[RFC PATCH 0/1] KVM-arm: Optimize cache flush by only flushing on vcpu0

linux-arm-kernel.lists.infradead.org archive mirror
 help / color / mirror / Atom feed

* [RFC PATCH 0/1] KVM-arm: Optimize cache flush by only flushing on vcpu0
@ 2025-04-18 10:22 Jiayuan Liang
  2025-04-18 10:22 ` [RFC PATCH 1/1] KVM: arm: " Jiayuan Liang
  2025-04-18 13:10 ` [RFC PATCH 0/1] KVM-arm: " Marc Zyngier
  0 siblings, 2 replies; 3+ messages in thread
From: Jiayuan Liang @ 2025-04-18 10:22 UTC (permalink / raw)
  To: Marc Zyngier, Oliver Upton
  Cc: Joey Gouly, Suzuki K Poulose, Zenghui Yu, Catalin Marinas,
	Will Deacon, linux-arm-kernel, kvmarm, linux-kernel,
	Jiayuan Liang

This is an RFC patch to optimize cache flushing behavior in KVM/arm64.

When toggling cache state in a multi-vCPU guest, we currently flush the VM's
stage2 page tables on every vCPU that transitions cache state. This leads to
redundant cache flushes during guest boot, as each vCPU performs the same
flush operation.

Spatial annotation data
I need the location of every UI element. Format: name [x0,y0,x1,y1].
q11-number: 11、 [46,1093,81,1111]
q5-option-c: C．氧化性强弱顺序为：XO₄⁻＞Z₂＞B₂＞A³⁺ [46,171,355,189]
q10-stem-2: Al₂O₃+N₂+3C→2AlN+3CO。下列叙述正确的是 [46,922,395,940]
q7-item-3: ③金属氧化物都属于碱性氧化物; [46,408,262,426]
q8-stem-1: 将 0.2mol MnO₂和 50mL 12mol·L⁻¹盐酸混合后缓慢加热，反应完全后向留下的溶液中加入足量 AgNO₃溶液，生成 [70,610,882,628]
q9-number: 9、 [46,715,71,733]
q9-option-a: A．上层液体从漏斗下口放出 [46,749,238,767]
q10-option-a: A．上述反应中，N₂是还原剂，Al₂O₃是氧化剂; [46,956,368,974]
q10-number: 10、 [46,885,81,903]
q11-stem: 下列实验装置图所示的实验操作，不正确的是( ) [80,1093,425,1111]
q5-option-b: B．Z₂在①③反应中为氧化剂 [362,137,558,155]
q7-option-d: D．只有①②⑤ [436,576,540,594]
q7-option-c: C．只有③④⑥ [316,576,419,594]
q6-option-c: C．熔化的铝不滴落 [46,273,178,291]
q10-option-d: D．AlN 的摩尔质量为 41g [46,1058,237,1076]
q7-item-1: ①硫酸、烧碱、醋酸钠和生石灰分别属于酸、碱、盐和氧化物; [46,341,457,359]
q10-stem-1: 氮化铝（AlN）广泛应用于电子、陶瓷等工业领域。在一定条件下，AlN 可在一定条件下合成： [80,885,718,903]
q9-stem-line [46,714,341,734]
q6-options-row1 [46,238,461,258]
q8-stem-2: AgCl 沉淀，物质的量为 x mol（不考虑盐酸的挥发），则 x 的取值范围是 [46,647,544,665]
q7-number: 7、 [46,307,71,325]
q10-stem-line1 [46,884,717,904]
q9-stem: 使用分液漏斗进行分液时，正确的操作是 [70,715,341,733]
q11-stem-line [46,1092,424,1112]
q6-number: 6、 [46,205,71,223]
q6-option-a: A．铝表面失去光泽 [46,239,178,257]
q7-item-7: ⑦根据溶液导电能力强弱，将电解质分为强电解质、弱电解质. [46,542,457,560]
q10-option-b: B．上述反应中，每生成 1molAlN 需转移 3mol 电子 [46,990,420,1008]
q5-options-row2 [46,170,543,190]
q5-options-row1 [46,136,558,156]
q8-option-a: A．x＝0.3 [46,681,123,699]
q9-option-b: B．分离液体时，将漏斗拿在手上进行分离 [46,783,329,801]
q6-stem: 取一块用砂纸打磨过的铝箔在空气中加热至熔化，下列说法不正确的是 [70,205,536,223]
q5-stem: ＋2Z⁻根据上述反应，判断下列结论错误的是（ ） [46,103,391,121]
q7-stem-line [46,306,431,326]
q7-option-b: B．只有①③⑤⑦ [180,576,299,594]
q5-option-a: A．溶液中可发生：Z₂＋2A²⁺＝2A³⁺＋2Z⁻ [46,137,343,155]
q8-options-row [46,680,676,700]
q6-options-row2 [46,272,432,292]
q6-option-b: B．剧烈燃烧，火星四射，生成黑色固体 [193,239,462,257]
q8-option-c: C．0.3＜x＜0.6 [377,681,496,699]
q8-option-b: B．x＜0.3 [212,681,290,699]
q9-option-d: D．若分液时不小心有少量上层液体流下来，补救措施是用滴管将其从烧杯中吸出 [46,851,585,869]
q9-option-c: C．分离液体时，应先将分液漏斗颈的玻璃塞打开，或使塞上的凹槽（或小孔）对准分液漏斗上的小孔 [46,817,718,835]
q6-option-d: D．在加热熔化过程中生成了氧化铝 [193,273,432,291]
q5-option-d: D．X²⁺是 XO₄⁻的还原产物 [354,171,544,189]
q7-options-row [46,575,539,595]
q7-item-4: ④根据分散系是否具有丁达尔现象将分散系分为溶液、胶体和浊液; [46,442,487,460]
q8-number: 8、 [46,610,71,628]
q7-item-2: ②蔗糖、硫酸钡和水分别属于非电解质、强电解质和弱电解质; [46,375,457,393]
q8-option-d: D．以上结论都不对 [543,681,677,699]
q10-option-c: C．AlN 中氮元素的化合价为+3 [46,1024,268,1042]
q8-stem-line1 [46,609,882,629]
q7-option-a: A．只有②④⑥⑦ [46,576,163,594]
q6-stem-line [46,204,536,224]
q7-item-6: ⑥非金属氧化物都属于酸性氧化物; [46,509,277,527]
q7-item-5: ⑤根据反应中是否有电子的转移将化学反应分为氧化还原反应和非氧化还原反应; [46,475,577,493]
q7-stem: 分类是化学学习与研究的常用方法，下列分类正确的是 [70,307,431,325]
---
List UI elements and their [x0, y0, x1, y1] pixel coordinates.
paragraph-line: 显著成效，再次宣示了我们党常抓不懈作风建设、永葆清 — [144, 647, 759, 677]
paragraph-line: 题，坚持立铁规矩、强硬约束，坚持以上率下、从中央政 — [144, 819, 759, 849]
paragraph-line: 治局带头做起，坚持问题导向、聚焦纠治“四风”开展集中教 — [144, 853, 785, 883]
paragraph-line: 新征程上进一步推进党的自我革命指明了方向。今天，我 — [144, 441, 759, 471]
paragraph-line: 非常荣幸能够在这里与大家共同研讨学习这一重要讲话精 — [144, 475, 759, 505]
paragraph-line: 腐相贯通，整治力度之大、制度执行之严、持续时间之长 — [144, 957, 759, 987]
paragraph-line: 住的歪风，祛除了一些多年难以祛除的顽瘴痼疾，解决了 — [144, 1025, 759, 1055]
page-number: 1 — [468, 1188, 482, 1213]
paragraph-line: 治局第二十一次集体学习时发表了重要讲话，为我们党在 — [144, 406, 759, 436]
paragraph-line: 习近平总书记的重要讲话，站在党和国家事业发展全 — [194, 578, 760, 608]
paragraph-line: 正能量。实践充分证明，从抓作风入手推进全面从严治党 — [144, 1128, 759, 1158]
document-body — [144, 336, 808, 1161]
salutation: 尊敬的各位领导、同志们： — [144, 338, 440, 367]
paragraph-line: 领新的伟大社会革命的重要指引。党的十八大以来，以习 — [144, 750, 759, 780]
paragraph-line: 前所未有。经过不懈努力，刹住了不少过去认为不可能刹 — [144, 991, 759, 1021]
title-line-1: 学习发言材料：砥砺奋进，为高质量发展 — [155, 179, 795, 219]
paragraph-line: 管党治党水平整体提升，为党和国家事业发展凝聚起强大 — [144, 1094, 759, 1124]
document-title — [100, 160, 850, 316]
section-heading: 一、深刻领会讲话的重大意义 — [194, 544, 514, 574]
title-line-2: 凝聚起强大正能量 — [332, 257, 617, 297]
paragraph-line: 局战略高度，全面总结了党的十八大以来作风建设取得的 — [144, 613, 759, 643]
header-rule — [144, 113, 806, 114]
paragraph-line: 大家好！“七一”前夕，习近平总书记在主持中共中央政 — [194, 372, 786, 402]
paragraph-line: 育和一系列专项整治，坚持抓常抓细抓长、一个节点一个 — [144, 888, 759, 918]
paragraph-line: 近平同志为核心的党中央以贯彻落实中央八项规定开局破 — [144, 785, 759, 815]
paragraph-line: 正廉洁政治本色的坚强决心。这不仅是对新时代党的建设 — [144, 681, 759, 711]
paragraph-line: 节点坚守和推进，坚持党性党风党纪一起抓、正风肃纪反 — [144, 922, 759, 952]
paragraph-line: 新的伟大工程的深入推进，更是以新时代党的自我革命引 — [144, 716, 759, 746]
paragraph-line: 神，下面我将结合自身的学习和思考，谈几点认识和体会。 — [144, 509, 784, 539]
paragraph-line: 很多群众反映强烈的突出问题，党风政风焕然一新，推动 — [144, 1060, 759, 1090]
==
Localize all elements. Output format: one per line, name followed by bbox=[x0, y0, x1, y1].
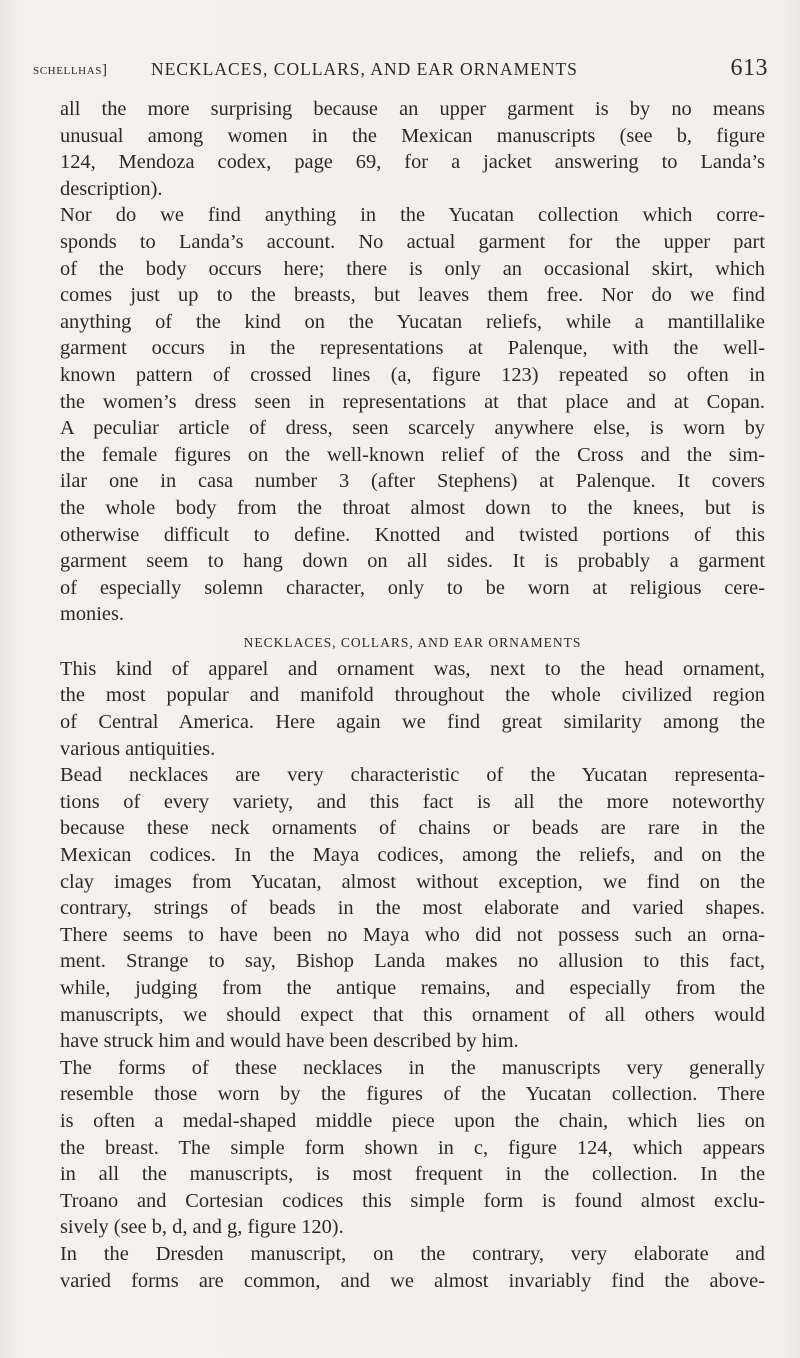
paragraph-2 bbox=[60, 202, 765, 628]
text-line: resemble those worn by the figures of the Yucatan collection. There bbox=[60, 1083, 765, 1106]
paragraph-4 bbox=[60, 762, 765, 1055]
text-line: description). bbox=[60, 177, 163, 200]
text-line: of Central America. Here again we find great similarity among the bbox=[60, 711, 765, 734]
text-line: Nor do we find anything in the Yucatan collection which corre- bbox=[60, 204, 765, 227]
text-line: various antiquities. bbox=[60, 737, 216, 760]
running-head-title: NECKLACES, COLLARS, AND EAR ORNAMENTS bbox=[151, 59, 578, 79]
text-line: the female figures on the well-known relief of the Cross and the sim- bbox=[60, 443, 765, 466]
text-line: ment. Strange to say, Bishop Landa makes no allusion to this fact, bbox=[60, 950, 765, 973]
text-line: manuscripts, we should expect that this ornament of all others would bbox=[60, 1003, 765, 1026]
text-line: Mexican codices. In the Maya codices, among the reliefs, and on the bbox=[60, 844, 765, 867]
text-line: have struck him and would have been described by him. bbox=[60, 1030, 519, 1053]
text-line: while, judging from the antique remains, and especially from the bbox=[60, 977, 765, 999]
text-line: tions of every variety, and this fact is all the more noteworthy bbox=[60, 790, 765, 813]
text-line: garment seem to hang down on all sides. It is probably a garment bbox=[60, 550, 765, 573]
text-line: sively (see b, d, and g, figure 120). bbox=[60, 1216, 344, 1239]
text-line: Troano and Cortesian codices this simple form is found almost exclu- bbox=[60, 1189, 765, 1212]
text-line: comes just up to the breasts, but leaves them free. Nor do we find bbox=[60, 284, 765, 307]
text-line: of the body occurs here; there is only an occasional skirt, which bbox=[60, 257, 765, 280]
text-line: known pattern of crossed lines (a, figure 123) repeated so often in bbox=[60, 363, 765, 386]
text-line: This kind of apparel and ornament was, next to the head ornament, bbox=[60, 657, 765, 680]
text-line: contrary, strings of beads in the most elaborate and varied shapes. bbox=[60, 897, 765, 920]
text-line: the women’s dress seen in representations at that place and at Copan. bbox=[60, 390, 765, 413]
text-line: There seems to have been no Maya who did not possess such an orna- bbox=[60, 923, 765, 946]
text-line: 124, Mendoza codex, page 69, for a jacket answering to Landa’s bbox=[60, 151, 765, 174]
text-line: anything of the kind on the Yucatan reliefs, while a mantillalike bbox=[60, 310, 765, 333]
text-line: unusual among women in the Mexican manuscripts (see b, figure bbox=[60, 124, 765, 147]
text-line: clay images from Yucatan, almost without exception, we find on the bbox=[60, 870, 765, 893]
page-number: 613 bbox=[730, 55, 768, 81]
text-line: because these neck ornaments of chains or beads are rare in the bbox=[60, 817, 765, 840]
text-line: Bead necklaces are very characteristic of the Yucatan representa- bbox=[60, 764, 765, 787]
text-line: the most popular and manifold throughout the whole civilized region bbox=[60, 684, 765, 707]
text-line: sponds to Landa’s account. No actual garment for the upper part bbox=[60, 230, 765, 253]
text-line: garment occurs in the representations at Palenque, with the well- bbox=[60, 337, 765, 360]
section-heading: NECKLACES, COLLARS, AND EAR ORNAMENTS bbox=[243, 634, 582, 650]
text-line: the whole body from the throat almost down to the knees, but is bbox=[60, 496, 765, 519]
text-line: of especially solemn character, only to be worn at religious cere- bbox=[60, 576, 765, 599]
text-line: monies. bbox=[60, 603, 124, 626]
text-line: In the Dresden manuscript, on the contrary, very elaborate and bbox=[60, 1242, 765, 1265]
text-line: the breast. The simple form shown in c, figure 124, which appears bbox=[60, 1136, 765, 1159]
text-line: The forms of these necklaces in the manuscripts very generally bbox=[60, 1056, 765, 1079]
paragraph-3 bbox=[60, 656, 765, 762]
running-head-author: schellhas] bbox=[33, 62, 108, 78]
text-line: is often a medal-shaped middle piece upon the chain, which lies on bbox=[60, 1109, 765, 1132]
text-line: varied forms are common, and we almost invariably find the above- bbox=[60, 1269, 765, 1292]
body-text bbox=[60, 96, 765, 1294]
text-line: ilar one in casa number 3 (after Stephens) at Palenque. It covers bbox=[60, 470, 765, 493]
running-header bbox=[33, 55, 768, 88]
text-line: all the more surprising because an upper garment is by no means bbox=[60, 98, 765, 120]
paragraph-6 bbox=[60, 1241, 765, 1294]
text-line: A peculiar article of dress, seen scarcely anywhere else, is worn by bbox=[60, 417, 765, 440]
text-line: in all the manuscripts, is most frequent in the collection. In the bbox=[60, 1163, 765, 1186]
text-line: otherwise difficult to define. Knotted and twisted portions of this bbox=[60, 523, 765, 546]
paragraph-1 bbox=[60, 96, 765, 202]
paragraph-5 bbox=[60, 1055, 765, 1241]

STATED TASK 1: From the KVM cache flush patch post, print the part that opens with the words containing "linux-arm-kernel.lists.infradead.org archive mirror" and closes with "(permalink / raw)".
STATED TASK 2: In the KVM cache flush patch post, what currently happens when a multi-vCPU guest toggles cache state?

FULL RESPONSE 1:
linux-arm-kernel.lists.infradead.org archive mirror
 help / color / mirror / Atom feed

* [RFC PATCH 0/1] KVM-arm: Optimize cache flush by only flushing on vcpu0
@ 2025-04-18 10:22 Jiayuan Liang
  2025-04-18 10:22 ` [RFC PATCH 1/1] KVM: arm: " Jiayuan Liang
  2025-04-18 13:10 ` [RFC PATCH 0/1] KVM-arm: " Marc Zyngier
  0 siblings, 2 replies; 3+ messages in thread
From: Jiayuan Liang @ 2025-04-18 10:22 UTC (permalink / raw)

FULL RESPONSE 2: The VM's stage2 page tables are flushed on every vCPU that transitions cache state.